**Extracted data entries:**
• • •

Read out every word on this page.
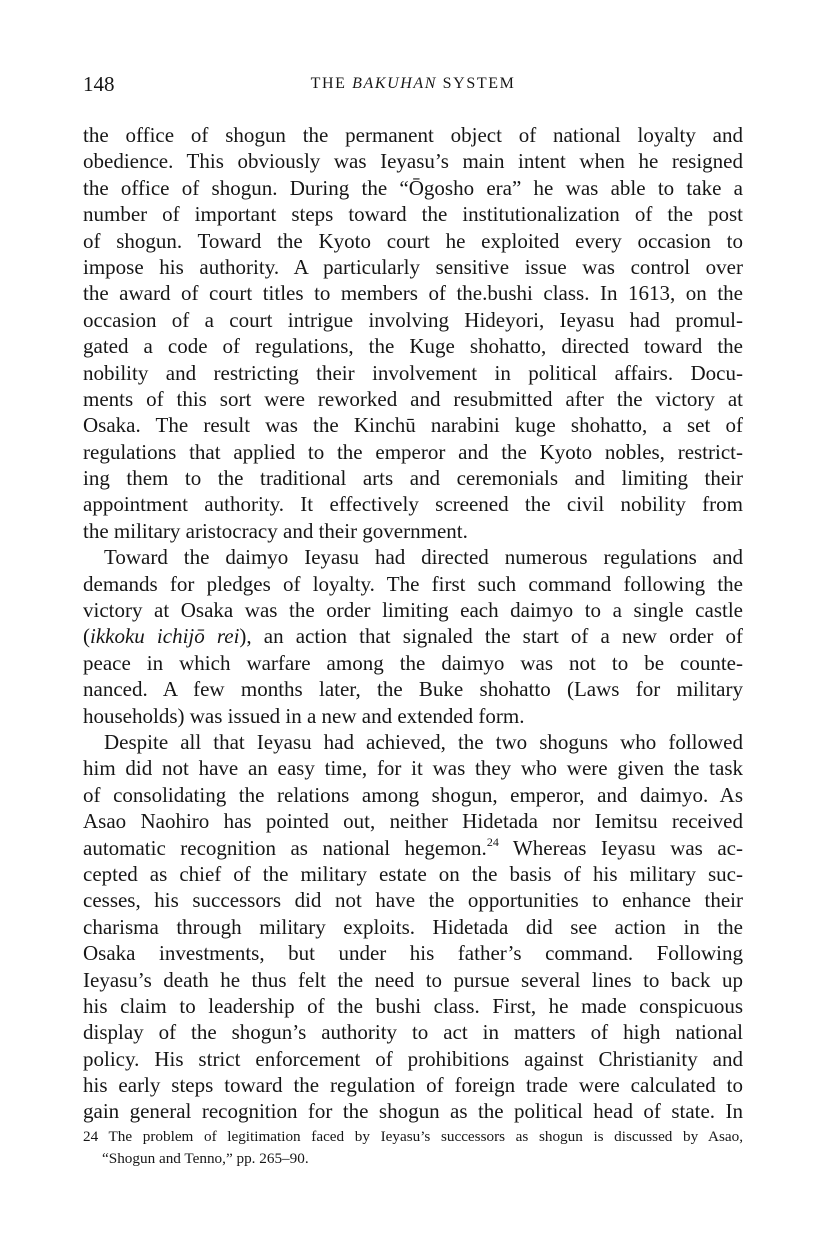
148	THE BAKUHAN SYSTEM
the office of shogun the permanent object of national loyalty and
obedience. This obviously was Ieyasu’s main intent when he resigned
the office of shogun. During the “Ōgosho era” he was able to take a
number of important steps toward the institutionalization of the post
of shogun. Toward the Kyoto court he exploited every occasion to
impose his authority. A particularly sensitive issue was control over
the award of court titles to members of the.bushi class. In 1613, on the
occasion of a court intrigue involving Hideyori, Ieyasu had promul-
gated a code of regulations, the Kuge shohatto, directed toward the
nobility and restricting their involvement in political affairs. Docu-
ments of this sort were reworked and resubmitted after the victory at
Osaka. The result was the Kinchū narabini kuge shohatto, a set of
regulations that applied to the emperor and the Kyoto nobles, restrict-
ing them to the traditional arts and ceremonials and limiting their
appointment authority. It effectively screened the civil nobility from
the military aristocracy and their government.
Toward the daimyo Ieyasu had directed numerous regulations and
demands for pledges of loyalty. The first such command following the
victory at Osaka was the order limiting each daimyo to a single castle
(ikkoku ichijō rei), an action that signaled the start of a new order of
peace in which warfare among the daimyo was not to be counte-
nanced. A few months later, the Buke shohatto (Laws for military
households) was issued in a new and extended form.
Despite all that Ieyasu had achieved, the two shoguns who followed
him did not have an easy time, for it was they who were given the task
of consolidating the relations among shogun, emperor, and daimyo. As
Asao Naohiro has pointed out, neither Hidetada nor Iemitsu received
automatic recognition as national hegemon.$^{24}$ Whereas Ieyasu was ac-
cepted as chief of the military estate on the basis of his military suc-
cesses, his successors did not have the opportunities to enhance their
charisma through military exploits. Hidetada did see action in the
Osaka investments, but under his father’s command. Following
Ieyasu’s death he thus felt the need to pursue several lines to back up
his claim to leadership of the bushi class. First, he made conspicuous
display of the shogun’s authority to act in matters of high national
policy. His strict enforcement of prohibitions against Christianity and
his early steps toward the regulation of foreign trade were calculated to
gain general recognition for the shogun as the political head of state. In
24 The problem of legitimation faced by Ieyasu’s successors as shogun is discussed by Asao,
“Shogun and Tenno,” pp. 265–90.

• • •

How many of the lines above include the string "Ieyasu"? Reply with the number by itself.

**Exercise response:**
7